─── Dataset content ───
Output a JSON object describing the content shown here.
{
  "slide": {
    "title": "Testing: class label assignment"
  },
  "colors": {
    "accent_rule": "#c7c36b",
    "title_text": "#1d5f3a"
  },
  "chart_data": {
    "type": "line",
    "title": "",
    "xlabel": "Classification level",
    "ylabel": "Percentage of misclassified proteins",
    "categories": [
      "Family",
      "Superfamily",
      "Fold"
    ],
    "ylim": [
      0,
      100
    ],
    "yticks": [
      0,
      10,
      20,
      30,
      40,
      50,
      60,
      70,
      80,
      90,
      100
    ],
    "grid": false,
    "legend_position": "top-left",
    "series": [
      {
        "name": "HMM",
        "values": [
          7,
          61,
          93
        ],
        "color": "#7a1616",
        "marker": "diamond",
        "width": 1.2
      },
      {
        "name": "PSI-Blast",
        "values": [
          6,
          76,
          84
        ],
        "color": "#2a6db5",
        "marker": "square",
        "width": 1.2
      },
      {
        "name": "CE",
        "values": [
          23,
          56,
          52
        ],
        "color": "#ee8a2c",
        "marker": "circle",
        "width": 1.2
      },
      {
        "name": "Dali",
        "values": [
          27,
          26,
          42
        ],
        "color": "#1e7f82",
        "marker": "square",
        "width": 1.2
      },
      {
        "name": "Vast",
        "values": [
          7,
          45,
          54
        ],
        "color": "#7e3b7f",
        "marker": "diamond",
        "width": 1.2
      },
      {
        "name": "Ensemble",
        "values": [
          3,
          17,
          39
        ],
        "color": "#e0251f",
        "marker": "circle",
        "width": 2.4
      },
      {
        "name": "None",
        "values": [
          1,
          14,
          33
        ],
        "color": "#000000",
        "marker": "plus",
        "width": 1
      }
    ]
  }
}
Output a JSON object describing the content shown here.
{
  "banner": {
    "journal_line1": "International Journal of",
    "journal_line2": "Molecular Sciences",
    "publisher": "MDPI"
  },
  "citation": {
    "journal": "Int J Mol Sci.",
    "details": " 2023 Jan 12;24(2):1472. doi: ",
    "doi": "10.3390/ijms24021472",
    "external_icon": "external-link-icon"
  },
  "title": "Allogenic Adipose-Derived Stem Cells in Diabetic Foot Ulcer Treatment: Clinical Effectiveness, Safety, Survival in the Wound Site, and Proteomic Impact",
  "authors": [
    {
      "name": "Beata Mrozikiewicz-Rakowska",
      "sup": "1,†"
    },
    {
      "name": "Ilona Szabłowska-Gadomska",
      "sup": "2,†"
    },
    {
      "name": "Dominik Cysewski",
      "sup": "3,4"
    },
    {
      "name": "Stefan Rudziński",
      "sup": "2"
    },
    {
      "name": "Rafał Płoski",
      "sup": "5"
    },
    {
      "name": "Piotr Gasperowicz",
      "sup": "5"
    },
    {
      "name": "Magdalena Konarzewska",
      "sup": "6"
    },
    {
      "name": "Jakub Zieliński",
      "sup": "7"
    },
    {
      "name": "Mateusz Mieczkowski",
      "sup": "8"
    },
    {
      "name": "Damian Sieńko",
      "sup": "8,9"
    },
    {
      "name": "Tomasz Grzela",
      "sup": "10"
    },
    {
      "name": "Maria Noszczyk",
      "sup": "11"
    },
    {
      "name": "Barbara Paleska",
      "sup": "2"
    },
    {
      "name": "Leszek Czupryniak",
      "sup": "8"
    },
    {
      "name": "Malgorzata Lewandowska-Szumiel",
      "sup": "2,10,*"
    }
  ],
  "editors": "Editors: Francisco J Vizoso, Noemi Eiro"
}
───
* Work item *
Repeat the entire listing above without changing a word.

* Reply *
Output a JSON object describing the content shown here.
{
  "slide": {
    "title": "Testing: class label assignment"
  },
  "colors": {
    "accent_rule": "#c7c36b",
    "title_text": "#1d5f3a"
  },
  "chart_data": {
    "type": "line",
    "title": "",
    "xlabel": "Classification level",
    "ylabel": "Percentage of misclassified proteins",
    "categories": [
      "Family",
      "Superfamily",
      "Fold"
    ],
    "ylim": [
      0,
      100
    ],
    "yticks": [
      0,
      10,
      20,
      30,
      40,
      50,
      60,
      70,
      80,
      90,
      100
    ],
    "grid": false,
    "legend_position": "top-left",
    "series": [
      {
        "name": "HMM",
        "values": [
          7,
          61,
          93
        ],
        "color": "#7a1616",
        "marker": "diamond",
        "width": 1.2
      },
      {
        "name": "PSI-Blast",
        "values": [
          6,
          76,
          84
        ],
        "color": "#2a6db5",
        "marker": "square",
        "width": 1.2
      },
      {
        "name": "CE",
        "values": [
          23,
          56,
          52
        ],
        "color": "#ee8a2c",
        "marker": "circle",
        "width": 1.2
      },
      {
        "name": "Dali",
        "values": [
          27,
          26,
          42
        ],
        "color": "#1e7f82",
        "marker": "square",
        "width": 1.2
      },
      {
        "name": "Vast",
        "values": [
          7,
          45,
          54
        ],
        "color": "#7e3b7f",
        "marker": "diamond",
        "width": 1.2
      },
      {
        "name": "Ensemble",
        "values": [
          3,
          17,
          39
        ],
        "color": "#e0251f",
        "marker": "circle",
        "width": 2.4
      },
      {
        "name": "None",
        "values": [
          1,
          14,
          33
        ],
        "color": "#000000",
        "marker": "plus",
        "width": 1
      }
    ]
  }
}
Output a JSON object describing the content shown here.
{
  "banner": {
    "journal_line1": "International Journal of",
    "journal_line2": "Molecular Sciences",
    "publisher": "MDPI"
  },
  "citation": {
    "journal": "Int J Mol Sci.",
    "details": " 2023 Jan 12;24(2):1472. doi: ",
    "doi": "10.3390/ijms24021472",
    "external_icon": "external-link-icon"
  },
  "title": "Allogenic Adipose-Derived Stem Cells in Diabetic Foot Ulcer Treatment: Clinical Effectiveness, Safety, Survival in the Wound Site, and Proteomic Impact",
  "authors": [
    {
      "name": "Beata Mrozikiewicz-Rakowska",
      "sup": "1,†"
    },
    {
      "name": "Ilona Szabłowska-Gadomska",
      "sup": "2,†"
    },
    {
      "name": "Dominik Cysewski",
      "sup": "3,4"
    },
    {
      "name": "Stefan Rudziński",
      "sup": "2"
    },
    {
      "name": "Rafał Płoski",
      "sup": "5"
    },
    {
      "name": "Piotr Gasperowicz",
      "sup": "5"
    },
    {
      "name": "Magdalena Konarzewska",
      "sup": "6"
    },
    {
      "name": "Jakub Zieliński",
      "sup": "7"
    },
    {
      "name": "Mateusz Mieczkowski",
      "sup": "8"
    },
    {
      "name": "Damian Sieńko",
      "sup": "8,9"
    },
    {
      "name": "Tomasz Grzela",
      "sup": "10"
    },
    {
      "name": "Maria Noszczyk",
      "sup": "11"
    },
    {
      "name": "Barbara Paleska",
      "sup": "2"
    },
    {
      "name": "Leszek Czupryniak",
      "sup": "8"
    },
    {
      "name": "Malgorzata Lewandowska-Szumiel",
      "sup": "2,10,*"
    }
  ],
  "editors": "Editors: Francisco J Vizoso, Noemi Eiro"
}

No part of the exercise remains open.